*Task item:* Each line of the records below that holds "PtGA" should be returned.

-=-=-

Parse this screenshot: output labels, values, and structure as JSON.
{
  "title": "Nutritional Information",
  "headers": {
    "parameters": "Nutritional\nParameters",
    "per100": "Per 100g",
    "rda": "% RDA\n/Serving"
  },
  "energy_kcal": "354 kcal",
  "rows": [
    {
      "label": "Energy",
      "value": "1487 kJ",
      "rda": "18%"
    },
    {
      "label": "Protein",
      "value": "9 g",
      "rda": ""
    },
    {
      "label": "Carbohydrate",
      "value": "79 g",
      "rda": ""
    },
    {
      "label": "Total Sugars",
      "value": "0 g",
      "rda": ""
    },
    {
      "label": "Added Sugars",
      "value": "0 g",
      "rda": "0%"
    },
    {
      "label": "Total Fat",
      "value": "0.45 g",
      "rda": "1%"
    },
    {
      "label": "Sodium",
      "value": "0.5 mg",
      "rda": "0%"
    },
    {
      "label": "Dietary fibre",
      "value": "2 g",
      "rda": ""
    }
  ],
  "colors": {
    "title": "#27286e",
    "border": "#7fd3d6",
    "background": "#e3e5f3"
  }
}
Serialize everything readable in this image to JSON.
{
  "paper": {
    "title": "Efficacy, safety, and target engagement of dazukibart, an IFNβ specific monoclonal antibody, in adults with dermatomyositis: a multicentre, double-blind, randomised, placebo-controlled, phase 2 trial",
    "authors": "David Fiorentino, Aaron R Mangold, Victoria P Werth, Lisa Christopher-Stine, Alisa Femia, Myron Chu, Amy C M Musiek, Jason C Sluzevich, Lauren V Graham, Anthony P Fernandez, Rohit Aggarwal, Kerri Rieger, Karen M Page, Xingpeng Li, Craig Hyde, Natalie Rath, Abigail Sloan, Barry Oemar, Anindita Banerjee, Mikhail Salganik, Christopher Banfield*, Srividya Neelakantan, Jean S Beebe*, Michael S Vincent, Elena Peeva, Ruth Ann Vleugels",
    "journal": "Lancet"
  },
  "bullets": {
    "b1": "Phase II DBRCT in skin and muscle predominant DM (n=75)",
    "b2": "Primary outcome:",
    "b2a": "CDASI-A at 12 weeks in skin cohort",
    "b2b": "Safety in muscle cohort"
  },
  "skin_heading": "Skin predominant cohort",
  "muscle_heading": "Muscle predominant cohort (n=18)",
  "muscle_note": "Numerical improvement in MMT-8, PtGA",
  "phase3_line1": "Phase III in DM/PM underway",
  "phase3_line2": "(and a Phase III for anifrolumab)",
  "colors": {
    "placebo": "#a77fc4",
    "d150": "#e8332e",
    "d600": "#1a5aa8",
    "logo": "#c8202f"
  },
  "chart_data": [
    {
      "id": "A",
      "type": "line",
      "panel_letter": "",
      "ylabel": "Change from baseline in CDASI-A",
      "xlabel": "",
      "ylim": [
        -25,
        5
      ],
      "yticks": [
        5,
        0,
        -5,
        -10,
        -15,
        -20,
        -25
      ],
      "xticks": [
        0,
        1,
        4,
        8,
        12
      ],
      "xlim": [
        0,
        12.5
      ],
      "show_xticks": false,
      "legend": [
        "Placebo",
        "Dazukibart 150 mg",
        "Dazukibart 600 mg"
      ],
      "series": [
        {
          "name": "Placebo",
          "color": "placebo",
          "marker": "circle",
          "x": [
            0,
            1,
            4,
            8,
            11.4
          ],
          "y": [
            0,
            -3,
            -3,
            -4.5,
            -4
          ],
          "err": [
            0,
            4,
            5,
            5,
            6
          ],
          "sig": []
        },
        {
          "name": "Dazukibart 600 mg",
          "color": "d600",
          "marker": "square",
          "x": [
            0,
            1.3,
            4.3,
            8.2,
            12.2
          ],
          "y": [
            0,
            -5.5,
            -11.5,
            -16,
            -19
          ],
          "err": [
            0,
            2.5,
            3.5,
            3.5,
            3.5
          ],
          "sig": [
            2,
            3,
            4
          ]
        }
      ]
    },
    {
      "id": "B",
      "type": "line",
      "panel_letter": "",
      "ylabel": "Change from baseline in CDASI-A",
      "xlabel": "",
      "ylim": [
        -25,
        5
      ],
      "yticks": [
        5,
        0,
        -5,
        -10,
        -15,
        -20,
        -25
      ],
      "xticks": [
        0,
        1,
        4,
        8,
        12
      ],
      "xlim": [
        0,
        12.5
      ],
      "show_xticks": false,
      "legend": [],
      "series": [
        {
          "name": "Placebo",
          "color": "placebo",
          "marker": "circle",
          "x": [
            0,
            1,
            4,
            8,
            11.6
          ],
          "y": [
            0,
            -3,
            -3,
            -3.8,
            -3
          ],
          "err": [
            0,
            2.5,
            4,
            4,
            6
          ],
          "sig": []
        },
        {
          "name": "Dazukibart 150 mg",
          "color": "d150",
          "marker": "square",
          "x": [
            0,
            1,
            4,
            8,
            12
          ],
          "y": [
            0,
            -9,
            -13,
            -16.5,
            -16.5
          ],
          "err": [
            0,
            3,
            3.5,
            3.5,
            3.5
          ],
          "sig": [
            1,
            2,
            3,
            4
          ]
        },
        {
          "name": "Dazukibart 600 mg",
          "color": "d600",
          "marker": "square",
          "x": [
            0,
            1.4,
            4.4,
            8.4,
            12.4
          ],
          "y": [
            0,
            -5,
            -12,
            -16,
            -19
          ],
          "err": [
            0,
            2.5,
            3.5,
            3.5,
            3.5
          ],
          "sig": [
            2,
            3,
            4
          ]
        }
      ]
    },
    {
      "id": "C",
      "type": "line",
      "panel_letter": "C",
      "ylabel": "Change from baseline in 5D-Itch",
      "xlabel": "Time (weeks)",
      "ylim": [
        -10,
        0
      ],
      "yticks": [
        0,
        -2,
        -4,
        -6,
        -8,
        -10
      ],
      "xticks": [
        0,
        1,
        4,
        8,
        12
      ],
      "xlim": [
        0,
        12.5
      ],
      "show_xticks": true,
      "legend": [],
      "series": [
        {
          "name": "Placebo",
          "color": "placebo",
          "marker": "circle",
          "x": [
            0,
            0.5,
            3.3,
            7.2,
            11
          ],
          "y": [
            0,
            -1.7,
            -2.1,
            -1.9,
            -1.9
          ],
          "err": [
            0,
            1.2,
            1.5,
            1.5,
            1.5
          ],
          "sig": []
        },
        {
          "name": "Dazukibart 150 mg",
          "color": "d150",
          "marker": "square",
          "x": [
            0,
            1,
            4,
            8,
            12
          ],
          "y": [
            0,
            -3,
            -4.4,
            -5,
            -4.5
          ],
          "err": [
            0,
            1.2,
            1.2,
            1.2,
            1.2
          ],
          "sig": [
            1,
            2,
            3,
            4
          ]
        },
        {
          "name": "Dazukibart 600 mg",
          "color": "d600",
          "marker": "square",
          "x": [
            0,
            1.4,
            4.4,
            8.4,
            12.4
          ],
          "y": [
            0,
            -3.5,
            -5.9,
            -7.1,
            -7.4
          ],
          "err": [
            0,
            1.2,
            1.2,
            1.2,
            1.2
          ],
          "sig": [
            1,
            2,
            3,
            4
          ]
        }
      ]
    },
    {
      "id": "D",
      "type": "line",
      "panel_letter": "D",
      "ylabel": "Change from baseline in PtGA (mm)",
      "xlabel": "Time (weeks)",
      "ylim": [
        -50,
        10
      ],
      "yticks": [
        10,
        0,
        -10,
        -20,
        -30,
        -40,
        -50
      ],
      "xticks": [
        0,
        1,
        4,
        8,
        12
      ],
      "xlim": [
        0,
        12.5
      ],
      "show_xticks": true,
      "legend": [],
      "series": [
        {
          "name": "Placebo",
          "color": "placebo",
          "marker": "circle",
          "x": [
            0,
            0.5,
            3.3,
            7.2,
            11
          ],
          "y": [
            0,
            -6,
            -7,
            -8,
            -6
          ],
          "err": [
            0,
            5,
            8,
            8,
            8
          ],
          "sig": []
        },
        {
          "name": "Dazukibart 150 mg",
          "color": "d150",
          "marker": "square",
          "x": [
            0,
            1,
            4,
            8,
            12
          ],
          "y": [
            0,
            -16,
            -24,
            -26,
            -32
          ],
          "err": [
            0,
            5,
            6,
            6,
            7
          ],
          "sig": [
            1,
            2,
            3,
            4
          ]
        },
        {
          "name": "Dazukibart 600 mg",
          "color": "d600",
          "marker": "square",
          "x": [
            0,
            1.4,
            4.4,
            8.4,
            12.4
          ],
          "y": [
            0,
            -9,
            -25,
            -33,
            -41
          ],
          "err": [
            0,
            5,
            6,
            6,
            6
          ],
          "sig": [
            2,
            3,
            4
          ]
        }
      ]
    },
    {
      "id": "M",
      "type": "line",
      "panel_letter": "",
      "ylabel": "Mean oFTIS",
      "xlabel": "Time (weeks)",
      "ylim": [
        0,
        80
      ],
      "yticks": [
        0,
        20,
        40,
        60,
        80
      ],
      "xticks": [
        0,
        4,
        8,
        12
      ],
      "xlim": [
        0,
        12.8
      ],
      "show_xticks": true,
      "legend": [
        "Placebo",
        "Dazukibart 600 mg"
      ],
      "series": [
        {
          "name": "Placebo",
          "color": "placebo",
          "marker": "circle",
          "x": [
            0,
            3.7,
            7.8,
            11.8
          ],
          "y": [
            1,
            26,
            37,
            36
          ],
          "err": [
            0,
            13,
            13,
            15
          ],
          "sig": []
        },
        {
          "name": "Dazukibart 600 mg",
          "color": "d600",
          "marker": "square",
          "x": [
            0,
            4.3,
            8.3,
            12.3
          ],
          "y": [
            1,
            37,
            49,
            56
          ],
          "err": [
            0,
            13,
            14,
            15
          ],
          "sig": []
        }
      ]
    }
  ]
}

-=-=-

*Solved problem:*
  "muscle_note": "Numerical improvement in MMT-8, PtGA",
      "ylabel": "Change from baseline in PtGA (mm)",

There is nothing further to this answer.